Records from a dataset
_____

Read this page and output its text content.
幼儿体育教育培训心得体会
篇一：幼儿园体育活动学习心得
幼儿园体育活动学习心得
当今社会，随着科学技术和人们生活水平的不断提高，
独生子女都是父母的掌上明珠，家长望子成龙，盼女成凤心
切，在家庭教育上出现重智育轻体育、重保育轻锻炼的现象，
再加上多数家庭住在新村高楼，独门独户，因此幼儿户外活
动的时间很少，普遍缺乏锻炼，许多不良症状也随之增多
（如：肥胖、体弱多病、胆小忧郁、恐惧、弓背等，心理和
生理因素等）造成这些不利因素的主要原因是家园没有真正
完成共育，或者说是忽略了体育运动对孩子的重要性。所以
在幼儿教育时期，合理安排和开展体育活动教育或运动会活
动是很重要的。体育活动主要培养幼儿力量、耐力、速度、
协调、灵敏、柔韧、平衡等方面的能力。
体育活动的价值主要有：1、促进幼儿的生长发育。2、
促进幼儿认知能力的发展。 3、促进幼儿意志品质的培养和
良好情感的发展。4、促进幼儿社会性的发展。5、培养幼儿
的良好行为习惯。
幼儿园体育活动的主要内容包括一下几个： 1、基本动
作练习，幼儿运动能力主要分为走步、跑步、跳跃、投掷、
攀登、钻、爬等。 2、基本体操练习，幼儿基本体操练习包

_____

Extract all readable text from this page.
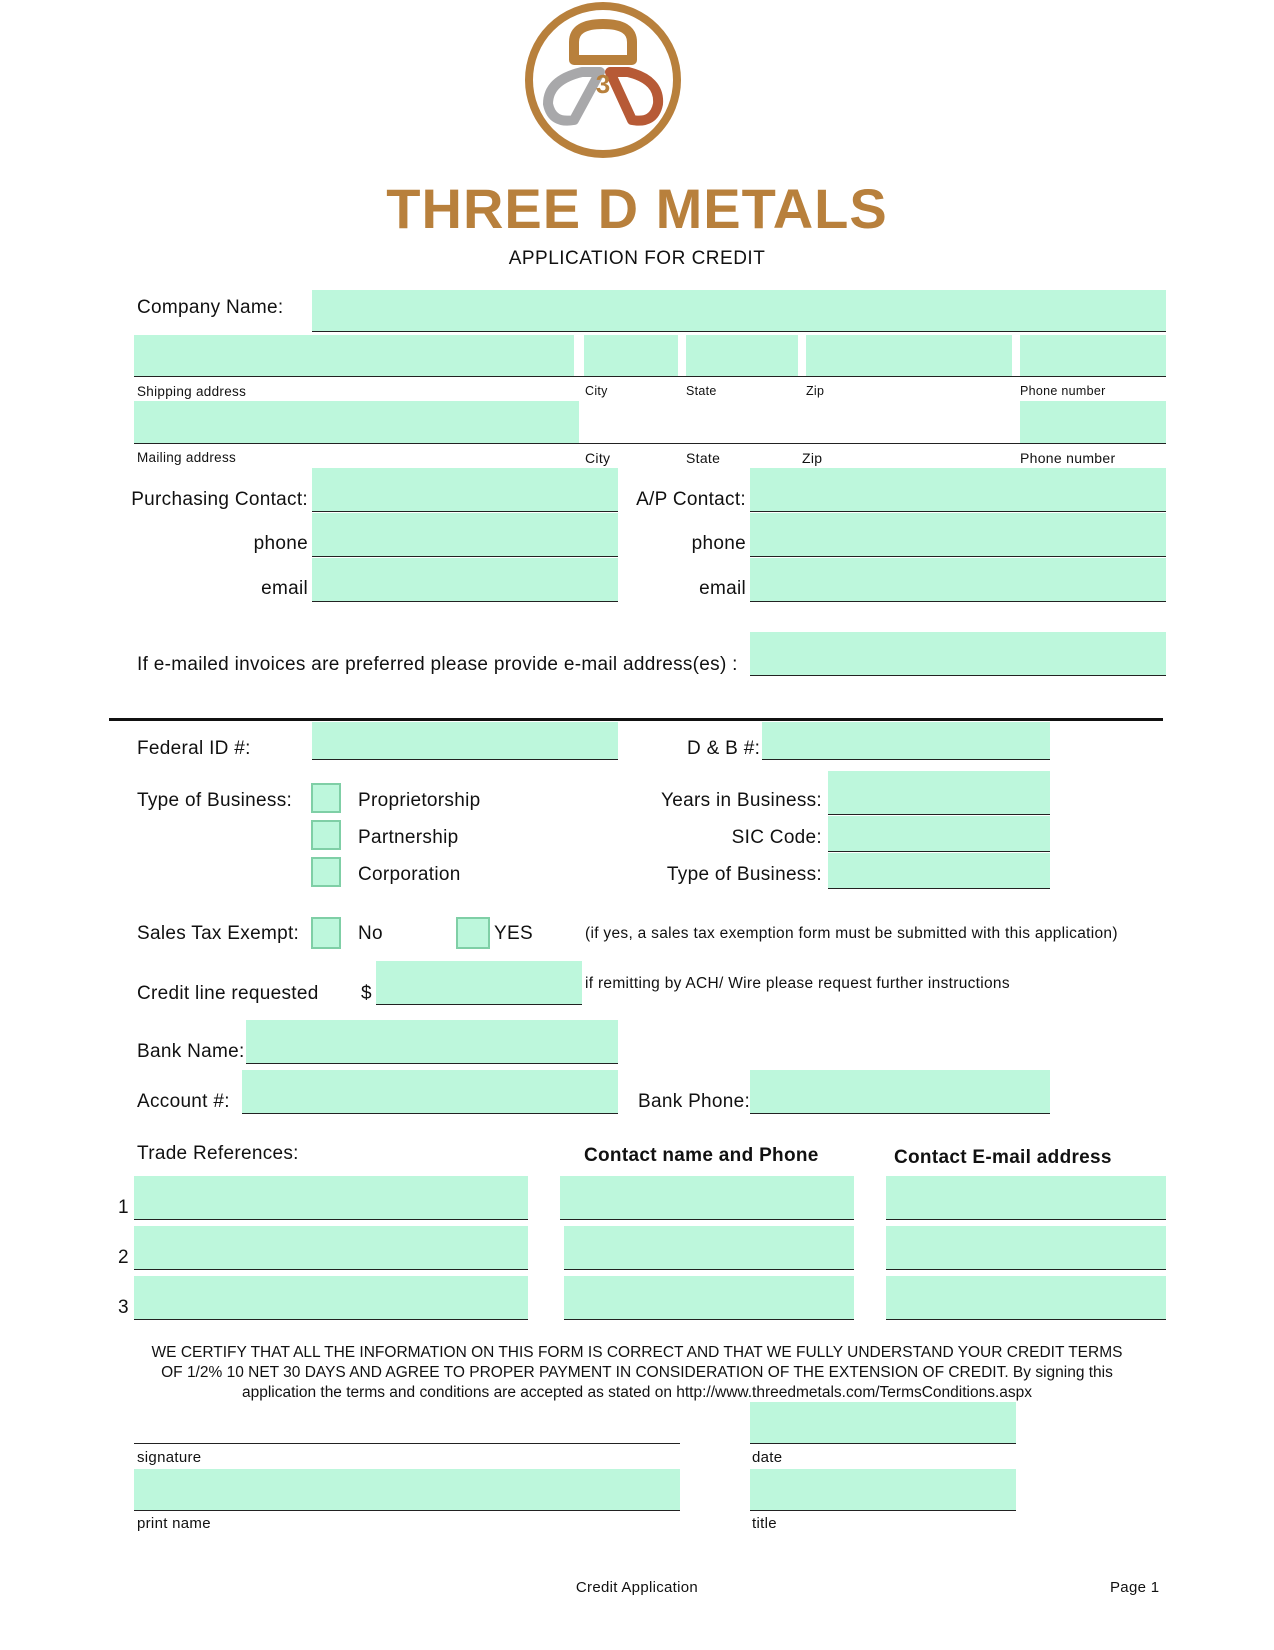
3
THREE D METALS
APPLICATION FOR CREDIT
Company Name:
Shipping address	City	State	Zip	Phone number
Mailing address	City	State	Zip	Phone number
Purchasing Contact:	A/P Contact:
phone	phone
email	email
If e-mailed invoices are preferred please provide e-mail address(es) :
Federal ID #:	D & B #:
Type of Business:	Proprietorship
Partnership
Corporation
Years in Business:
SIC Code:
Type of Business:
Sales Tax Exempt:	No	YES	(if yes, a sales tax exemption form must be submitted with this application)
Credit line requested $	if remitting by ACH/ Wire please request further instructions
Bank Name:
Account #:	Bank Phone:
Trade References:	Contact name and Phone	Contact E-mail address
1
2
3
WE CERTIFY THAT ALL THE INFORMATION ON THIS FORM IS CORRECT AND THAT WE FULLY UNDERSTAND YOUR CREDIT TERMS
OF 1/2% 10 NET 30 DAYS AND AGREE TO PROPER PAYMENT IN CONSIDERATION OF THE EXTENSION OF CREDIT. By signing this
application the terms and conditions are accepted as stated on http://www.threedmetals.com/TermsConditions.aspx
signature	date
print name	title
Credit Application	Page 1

_____

# Short task
Of the lines in this data, how many contain "Business"? Reply with only the number.

# The answer
3